*** Information provided ***

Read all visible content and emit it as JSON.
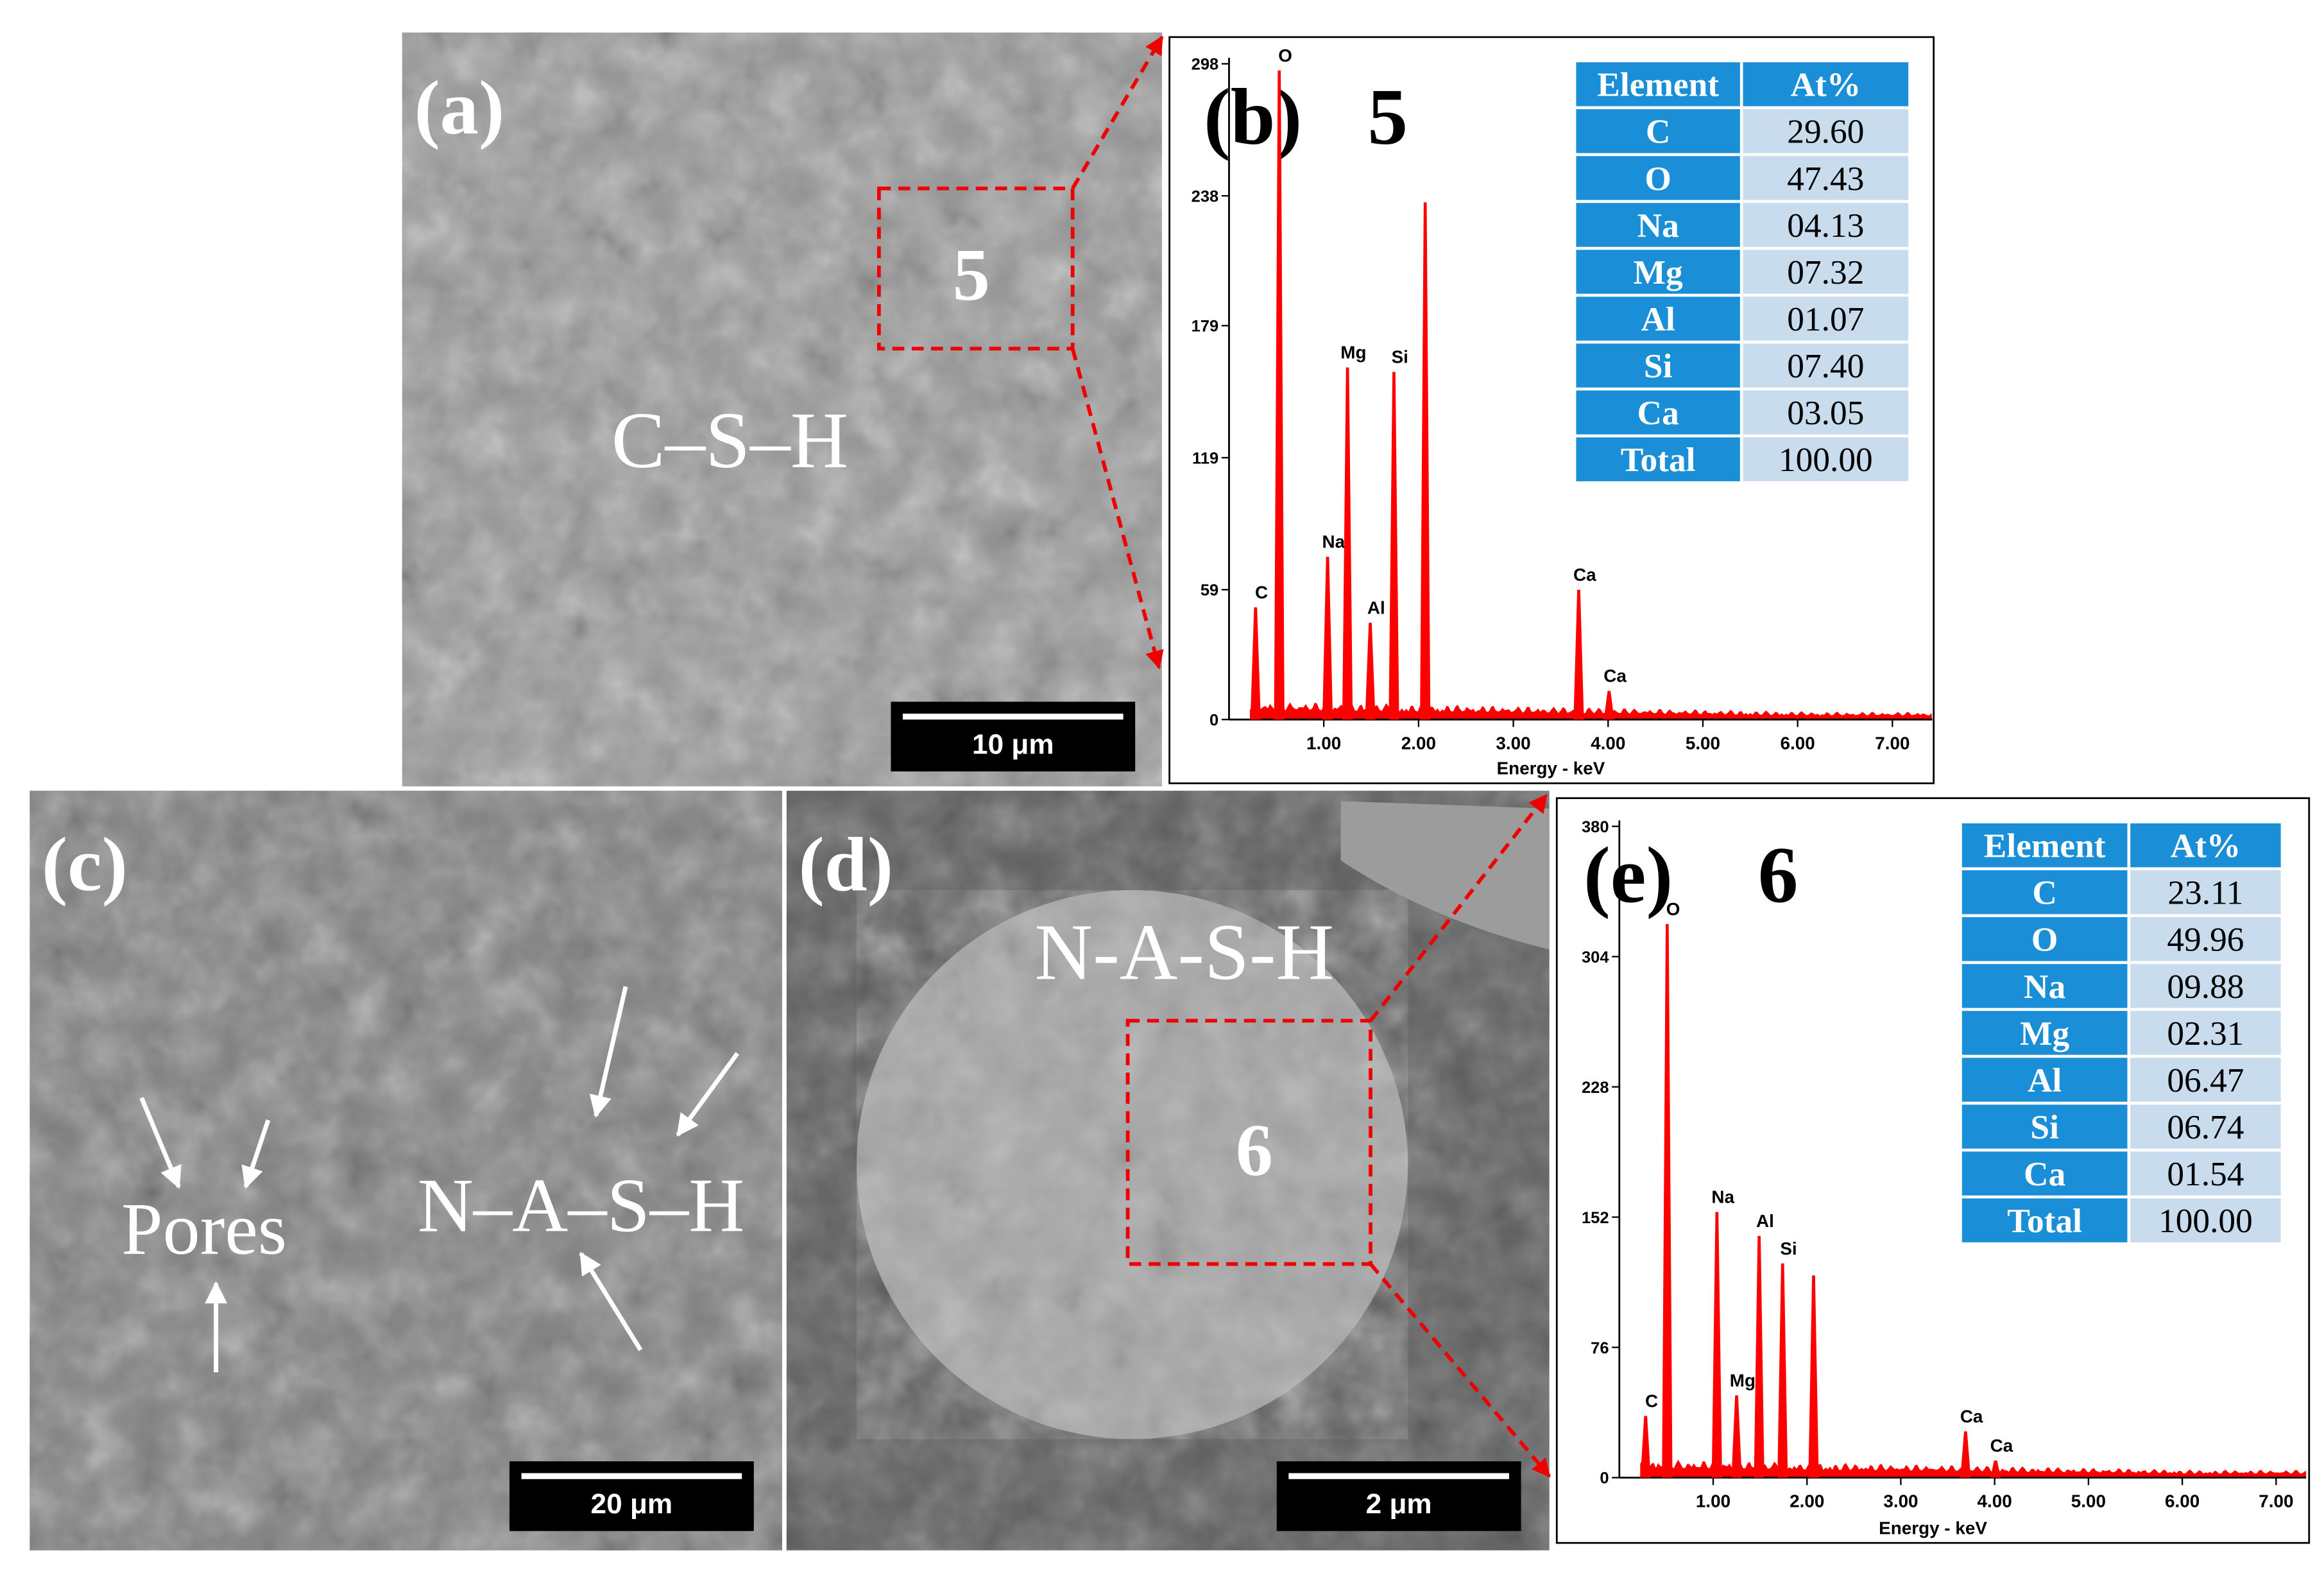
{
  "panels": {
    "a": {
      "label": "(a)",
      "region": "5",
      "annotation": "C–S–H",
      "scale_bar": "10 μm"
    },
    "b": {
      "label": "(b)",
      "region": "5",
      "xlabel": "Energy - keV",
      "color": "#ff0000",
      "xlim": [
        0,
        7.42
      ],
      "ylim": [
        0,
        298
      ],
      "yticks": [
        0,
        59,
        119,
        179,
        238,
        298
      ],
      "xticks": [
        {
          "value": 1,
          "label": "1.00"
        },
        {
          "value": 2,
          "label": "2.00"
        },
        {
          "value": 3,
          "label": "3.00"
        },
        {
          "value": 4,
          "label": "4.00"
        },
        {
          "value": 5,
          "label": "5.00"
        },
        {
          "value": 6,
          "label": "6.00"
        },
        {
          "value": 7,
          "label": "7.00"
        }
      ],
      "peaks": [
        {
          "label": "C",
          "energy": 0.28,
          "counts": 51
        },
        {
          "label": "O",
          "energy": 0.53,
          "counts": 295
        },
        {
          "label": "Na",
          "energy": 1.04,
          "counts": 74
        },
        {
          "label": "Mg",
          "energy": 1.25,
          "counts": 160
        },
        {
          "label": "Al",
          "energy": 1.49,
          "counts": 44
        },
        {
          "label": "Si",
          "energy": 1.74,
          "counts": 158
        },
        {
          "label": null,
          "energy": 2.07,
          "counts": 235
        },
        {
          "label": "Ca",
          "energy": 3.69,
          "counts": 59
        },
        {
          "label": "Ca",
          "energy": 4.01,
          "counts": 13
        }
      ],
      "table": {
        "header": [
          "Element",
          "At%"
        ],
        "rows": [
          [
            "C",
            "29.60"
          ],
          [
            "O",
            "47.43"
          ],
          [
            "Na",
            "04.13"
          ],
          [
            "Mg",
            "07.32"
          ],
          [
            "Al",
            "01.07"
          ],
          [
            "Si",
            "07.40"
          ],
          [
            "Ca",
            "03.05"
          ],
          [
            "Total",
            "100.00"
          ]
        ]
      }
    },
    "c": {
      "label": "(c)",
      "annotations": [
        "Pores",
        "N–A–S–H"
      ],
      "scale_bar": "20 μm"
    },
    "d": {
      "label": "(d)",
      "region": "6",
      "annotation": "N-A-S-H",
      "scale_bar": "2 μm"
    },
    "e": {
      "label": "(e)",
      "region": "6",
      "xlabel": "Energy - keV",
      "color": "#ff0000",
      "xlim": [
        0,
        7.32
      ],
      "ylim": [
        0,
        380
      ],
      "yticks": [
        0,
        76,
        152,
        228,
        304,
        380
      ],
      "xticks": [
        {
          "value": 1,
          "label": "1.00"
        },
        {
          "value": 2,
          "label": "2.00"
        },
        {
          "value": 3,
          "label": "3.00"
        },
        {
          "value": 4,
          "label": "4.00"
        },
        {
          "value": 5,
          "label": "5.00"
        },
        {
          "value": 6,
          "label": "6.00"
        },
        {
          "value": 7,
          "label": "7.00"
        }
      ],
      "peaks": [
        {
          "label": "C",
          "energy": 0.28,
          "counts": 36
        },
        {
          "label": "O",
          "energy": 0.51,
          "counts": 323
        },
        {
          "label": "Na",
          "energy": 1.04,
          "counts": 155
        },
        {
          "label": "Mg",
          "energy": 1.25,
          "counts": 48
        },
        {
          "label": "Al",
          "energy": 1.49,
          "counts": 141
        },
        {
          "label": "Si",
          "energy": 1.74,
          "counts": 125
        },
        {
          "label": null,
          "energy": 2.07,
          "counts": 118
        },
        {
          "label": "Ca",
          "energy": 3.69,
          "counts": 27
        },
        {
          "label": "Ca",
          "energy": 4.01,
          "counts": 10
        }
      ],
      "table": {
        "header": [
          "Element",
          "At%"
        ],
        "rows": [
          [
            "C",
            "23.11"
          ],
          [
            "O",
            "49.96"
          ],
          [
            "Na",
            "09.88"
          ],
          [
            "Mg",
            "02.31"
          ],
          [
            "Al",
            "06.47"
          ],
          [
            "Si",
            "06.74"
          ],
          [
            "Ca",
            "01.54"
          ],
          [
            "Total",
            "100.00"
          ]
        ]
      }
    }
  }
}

***

(Task to complete) Copy the records above exactly, leaving out every picture.

(Solution below)
Read all visible content and emit it as JSON.
{
  "panels": {
    "a": {
      "label": "(a)",
      "region": "5",
      "annotation": "C–S–H",
      "scale_bar": "10 μm"
    },
    "b": {
      "label": "(b)",
      "region": "5",
      "xlabel": "Energy - keV",
      "color": "#ff0000",
      "xlim": [
        0,
        7.42
      ],
      "ylim": [
        0,
        298
      ],
      "yticks": [
        0,
        59,
        119,
        179,
        238,
        298
      ],
      "xticks": [
        {
          "value": 1,
          "label": "1.00"
        },
        {
          "value": 2,
          "label": "2.00"
        },
        {
          "value": 3,
          "label": "3.00"
        },
        {
          "value": 4,
          "label": "4.00"
        },
        {
          "value": 5,
          "label": "5.00"
        },
        {
          "value": 6,
          "label": "6.00"
        },
        {
          "value": 7,
          "label": "7.00"
        }
      ],
      "peaks": [
        {
          "label": "C",
          "energy": 0.28,
          "counts": 51
        },
        {
          "label": "O",
          "energy": 0.53,
          "counts": 295
        },
        {
          "label": "Na",
          "energy": 1.04,
          "counts": 74
        },
        {
          "label": "Mg",
          "energy": 1.25,
          "counts": 160
        },
        {
          "label": "Al",
          "energy": 1.49,
          "counts": 44
        },
        {
          "label": "Si",
          "energy": 1.74,
          "counts": 158
        },
        {
          "label": null,
          "energy": 2.07,
          "counts": 235
        },
        {
          "label": "Ca",
          "energy": 3.69,
          "counts": 59
        },
        {
          "label": "Ca",
          "energy": 4.01,
          "counts": 13
        }
      ],
      "table": {
        "header": [
          "Element",
          "At%"
        ],
        "rows": [
          [
            "C",
            "29.60"
          ],
          [
            "O",
            "47.43"
          ],
          [
            "Na",
            "04.13"
          ],
          [
            "Mg",
            "07.32"
          ],
          [
            "Al",
            "01.07"
          ],
          [
            "Si",
            "07.40"
          ],
          [
            "Ca",
            "03.05"
          ],
          [
            "Total",
            "100.00"
          ]
        ]
      }
    },
    "c": {
      "label": "(c)",
      "annotations": [
        "Pores",
        "N–A–S–H"
      ],
      "scale_bar": "20 μm"
    },
    "d": {
      "label": "(d)",
      "region": "6",
      "annotation": "N-A-S-H",
      "scale_bar": "2 μm"
    },
    "e": {
      "label": "(e)",
      "region": "6",
      "xlabel": "Energy - keV",
      "color": "#ff0000",
      "xlim": [
        0,
        7.32
      ],
      "ylim": [
        0,
        380
      ],
      "yticks": [
        0,
        76,
        152,
        228,
        304,
        380
      ],
      "xticks": [
        {
          "value": 1,
          "label": "1.00"
        },
        {
          "value": 2,
          "label": "2.00"
        },
        {
          "value": 3,
          "label": "3.00"
        },
        {
          "value": 4,
          "label": "4.00"
        },
        {
          "value": 5,
          "label": "5.00"
        },
        {
          "value": 6,
          "label": "6.00"
        },
        {
          "value": 7,
          "label": "7.00"
        }
      ],
      "peaks": [
        {
          "label": "C",
          "energy": 0.28,
          "counts": 36
        },
        {
          "label": "O",
          "energy": 0.51,
          "counts": 323
        },
        {
          "label": "Na",
          "energy": 1.04,
          "counts": 155
        },
        {
          "label": "Mg",
          "energy": 1.25,
          "counts": 48
        },
        {
          "label": "Al",
          "energy": 1.49,
          "counts": 141
        },
        {
          "label": "Si",
          "energy": 1.74,
          "counts": 125
        },
        {
          "label": null,
          "energy": 2.07,
          "counts": 118
        },
        {
          "label": "Ca",
          "energy": 3.69,
          "counts": 27
        },
        {
          "label": "Ca",
          "energy": 4.01,
          "counts": 10
        }
      ],
      "table": {
        "header": [
          "Element",
          "At%"
        ],
        "rows": [
          [
            "C",
            "23.11"
          ],
          [
            "O",
            "49.96"
          ],
          [
            "Na",
            "09.88"
          ],
          [
            "Mg",
            "02.31"
          ],
          [
            "Al",
            "06.47"
          ],
          [
            "Si",
            "06.74"
          ],
          [
            "Ca",
            "01.54"
          ],
          [
            "Total",
            "100.00"
          ]
        ]
      }
    }
  }
}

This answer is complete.